Set task:
Would you pull out every line of the material that contains the string "開業率の推移"?

Exercise input:
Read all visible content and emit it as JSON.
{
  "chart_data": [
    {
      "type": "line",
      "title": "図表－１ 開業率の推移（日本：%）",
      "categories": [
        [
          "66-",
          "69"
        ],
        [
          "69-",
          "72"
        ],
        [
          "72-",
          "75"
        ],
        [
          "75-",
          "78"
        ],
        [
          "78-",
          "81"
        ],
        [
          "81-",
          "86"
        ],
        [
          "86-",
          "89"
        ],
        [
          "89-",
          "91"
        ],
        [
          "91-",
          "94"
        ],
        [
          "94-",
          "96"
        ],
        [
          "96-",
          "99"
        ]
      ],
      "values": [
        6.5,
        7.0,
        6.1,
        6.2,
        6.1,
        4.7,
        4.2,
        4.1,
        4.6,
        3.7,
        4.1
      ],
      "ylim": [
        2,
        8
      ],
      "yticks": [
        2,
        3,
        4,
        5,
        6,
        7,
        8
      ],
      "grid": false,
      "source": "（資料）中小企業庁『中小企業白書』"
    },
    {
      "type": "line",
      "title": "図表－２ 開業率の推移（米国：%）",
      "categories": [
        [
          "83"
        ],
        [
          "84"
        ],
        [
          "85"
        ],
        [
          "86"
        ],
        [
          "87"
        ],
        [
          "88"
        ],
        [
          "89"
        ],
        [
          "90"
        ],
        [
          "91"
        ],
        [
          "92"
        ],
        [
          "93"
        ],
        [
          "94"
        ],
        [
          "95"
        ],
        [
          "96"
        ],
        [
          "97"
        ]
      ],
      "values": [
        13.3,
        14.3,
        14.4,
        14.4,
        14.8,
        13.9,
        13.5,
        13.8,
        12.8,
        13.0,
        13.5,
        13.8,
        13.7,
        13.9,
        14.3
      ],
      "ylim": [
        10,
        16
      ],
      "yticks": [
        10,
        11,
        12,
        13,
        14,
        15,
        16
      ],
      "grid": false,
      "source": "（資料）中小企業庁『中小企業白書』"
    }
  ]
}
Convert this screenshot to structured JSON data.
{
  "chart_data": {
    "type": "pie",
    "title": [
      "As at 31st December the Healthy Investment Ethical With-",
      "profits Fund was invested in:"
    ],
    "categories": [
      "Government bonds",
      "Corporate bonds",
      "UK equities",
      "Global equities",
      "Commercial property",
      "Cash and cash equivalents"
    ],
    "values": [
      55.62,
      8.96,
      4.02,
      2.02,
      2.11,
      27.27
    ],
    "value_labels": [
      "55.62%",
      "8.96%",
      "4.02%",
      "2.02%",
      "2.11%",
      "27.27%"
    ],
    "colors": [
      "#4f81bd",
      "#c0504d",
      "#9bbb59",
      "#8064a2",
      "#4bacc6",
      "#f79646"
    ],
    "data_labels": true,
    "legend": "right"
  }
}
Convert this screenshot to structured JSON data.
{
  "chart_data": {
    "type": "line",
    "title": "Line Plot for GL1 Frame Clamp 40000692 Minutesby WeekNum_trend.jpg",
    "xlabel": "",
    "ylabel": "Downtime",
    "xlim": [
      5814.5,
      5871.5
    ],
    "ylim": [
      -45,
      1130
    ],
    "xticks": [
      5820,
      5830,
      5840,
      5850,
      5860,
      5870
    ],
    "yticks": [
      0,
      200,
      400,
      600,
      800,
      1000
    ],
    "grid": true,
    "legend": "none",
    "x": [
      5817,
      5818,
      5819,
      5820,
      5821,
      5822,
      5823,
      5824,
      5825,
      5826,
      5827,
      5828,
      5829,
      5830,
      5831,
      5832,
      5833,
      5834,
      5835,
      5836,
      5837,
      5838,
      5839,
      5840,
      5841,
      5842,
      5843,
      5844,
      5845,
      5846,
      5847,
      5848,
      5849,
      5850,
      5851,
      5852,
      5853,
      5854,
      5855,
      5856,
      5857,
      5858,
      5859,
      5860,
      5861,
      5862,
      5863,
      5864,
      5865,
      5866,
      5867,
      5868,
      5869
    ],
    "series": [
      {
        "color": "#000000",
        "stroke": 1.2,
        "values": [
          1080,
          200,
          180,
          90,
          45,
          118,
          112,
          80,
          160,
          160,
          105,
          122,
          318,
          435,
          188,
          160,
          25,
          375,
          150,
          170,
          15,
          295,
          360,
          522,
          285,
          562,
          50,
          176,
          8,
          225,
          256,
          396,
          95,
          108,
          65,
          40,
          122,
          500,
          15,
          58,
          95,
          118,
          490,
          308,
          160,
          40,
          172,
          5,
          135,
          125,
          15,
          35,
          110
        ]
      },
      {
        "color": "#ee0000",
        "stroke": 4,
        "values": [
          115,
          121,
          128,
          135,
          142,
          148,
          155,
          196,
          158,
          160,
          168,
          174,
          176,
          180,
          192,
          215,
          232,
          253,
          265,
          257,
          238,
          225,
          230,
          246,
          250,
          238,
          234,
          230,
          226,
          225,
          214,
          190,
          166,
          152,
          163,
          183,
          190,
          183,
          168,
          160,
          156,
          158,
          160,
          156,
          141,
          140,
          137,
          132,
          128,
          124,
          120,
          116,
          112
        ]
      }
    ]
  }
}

Answer for this exercise:
      "title": "図表－１ 開業率の推移（日本：%）",
      "title": "図表－２ 開業率の推移（米国：%）",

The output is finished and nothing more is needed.